▶ **TASK STATEMENT**: Each line that holds the word "this" is to be identified and copied.

════════════════════

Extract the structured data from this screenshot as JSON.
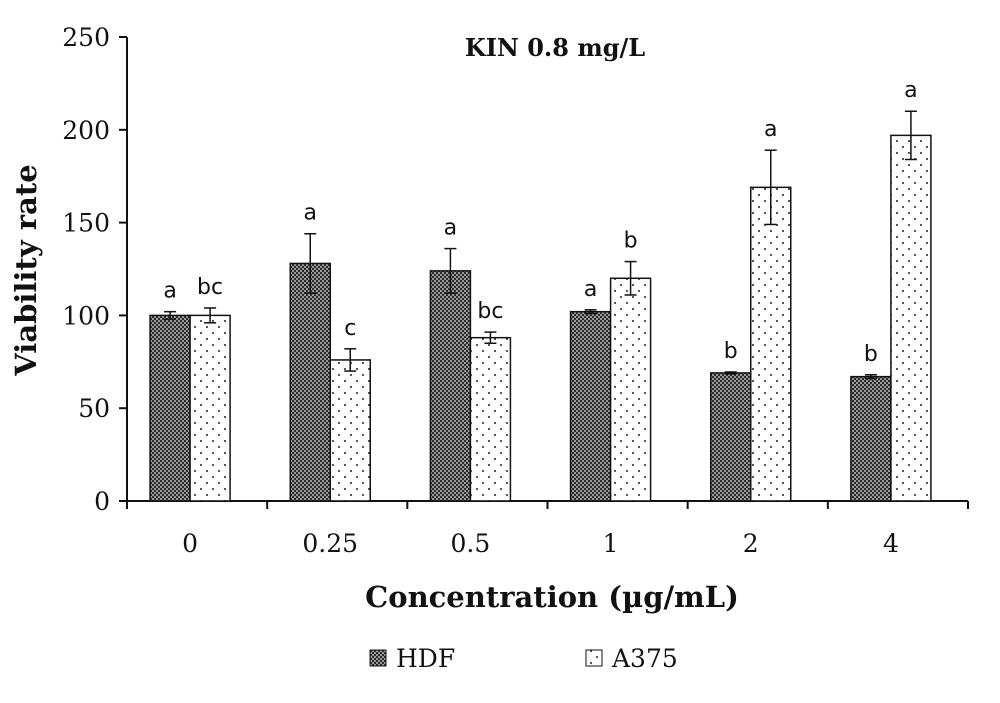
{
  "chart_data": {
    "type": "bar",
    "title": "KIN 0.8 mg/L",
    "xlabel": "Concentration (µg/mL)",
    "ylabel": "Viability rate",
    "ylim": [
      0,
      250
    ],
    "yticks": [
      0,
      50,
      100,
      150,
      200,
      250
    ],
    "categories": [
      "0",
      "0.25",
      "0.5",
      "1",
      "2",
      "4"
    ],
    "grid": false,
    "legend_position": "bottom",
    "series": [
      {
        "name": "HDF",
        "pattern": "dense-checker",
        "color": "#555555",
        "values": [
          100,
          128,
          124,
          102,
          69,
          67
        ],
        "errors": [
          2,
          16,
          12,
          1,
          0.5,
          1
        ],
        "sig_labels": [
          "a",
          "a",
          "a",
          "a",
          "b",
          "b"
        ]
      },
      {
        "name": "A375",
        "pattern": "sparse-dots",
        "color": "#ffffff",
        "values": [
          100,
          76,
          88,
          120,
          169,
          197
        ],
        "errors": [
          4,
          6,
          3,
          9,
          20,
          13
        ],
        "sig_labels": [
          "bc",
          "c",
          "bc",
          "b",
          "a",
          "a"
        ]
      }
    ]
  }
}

════════════════════

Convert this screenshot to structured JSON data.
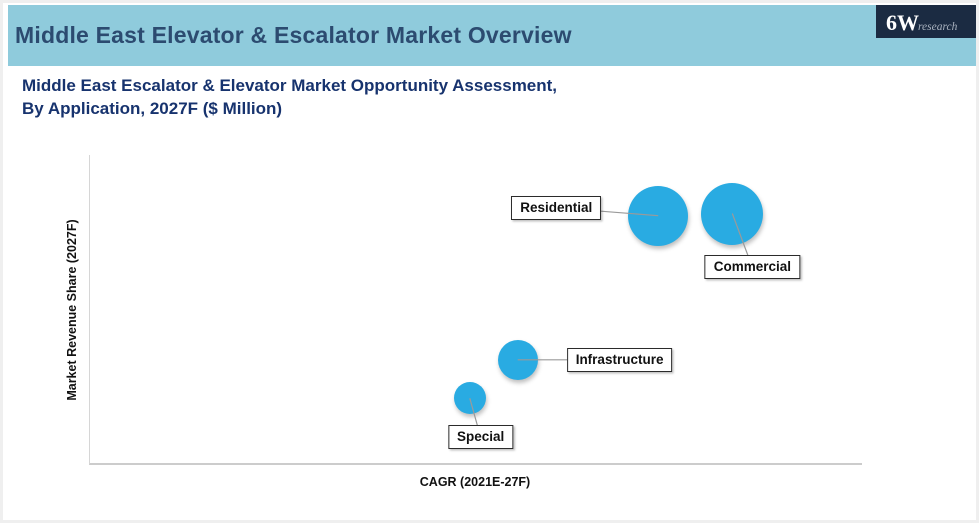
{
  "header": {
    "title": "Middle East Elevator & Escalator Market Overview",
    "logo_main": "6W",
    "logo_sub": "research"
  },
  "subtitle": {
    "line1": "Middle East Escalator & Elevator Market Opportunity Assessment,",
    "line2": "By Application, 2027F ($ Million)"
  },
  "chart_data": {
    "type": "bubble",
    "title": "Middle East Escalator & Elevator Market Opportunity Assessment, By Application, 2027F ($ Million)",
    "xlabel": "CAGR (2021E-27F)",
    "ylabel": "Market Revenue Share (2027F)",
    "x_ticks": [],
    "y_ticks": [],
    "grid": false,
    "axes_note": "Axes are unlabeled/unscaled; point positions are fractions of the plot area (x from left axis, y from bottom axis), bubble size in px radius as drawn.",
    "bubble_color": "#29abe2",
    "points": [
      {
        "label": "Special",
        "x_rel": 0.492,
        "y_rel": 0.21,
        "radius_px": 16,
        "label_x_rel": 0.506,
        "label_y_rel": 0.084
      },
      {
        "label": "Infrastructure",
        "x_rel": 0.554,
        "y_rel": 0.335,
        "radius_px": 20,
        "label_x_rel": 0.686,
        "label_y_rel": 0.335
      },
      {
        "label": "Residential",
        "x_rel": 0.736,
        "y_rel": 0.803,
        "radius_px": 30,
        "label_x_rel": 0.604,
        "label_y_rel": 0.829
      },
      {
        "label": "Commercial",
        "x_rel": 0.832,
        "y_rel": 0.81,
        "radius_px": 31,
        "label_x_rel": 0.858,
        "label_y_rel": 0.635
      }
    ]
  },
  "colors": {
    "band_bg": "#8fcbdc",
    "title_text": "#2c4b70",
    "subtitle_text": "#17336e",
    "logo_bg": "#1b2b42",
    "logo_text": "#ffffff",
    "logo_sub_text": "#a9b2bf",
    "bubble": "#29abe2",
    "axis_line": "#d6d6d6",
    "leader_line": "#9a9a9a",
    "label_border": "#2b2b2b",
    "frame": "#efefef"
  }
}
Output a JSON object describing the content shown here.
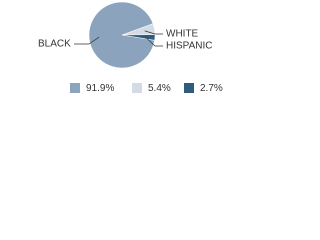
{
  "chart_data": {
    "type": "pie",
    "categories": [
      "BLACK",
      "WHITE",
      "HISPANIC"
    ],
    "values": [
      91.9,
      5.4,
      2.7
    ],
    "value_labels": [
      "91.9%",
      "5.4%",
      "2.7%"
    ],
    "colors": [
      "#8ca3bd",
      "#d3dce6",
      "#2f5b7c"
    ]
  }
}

════════════════════

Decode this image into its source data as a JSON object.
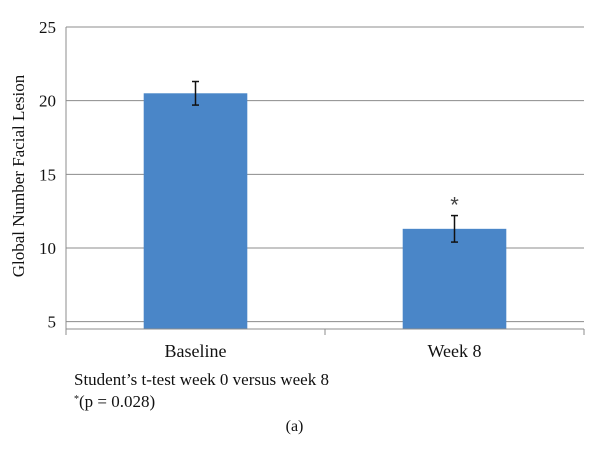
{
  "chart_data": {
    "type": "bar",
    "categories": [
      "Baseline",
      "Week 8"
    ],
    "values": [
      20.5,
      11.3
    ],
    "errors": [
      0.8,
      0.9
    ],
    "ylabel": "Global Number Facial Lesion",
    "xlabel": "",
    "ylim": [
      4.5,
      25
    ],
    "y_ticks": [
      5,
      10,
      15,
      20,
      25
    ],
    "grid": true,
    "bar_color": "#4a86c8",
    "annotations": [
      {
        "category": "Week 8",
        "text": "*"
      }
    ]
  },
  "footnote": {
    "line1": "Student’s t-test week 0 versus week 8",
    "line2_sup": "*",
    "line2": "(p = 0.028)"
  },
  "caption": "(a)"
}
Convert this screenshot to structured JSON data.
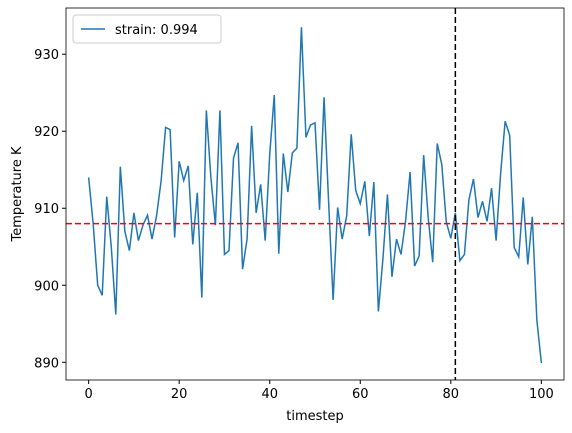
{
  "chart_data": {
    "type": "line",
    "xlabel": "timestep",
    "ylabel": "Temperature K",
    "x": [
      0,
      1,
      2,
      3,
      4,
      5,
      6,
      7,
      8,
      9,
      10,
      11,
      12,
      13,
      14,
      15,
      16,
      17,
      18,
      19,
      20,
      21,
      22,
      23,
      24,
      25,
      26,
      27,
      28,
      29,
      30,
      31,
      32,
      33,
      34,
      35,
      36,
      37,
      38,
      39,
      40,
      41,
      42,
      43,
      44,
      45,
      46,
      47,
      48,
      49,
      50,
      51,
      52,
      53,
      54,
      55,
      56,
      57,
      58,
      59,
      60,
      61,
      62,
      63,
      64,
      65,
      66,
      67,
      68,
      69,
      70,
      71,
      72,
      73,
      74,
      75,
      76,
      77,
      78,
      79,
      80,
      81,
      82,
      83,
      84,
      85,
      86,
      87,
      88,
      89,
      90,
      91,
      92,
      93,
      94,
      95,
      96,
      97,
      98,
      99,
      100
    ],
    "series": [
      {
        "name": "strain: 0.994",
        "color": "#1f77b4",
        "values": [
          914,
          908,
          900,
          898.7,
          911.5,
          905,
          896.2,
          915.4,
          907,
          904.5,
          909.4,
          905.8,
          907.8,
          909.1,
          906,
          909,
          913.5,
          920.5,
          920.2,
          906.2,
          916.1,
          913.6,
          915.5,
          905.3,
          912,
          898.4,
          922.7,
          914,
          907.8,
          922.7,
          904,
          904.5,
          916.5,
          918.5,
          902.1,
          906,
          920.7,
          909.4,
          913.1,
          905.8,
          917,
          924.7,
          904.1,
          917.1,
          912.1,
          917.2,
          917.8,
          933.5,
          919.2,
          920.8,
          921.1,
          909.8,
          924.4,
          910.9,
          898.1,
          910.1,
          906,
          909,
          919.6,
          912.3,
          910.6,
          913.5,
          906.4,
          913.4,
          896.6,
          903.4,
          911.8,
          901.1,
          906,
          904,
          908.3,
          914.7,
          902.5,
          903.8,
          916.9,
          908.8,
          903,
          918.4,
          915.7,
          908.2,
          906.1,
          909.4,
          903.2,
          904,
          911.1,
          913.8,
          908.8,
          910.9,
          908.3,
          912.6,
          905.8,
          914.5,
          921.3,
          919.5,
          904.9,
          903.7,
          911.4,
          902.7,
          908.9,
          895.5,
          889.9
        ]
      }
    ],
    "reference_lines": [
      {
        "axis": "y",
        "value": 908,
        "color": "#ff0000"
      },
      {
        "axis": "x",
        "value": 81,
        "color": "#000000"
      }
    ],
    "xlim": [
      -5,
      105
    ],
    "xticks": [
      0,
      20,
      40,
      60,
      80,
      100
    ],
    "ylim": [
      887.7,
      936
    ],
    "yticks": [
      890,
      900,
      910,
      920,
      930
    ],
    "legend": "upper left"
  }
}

════════════════════

▶ **OUTPUT**:
Extract the structured data from this screenshot as JSON.
Convert this screenshot to structured JSON data.
Decode this image into its source data as a JSON object.
Convert this screenshot to structured JSON data.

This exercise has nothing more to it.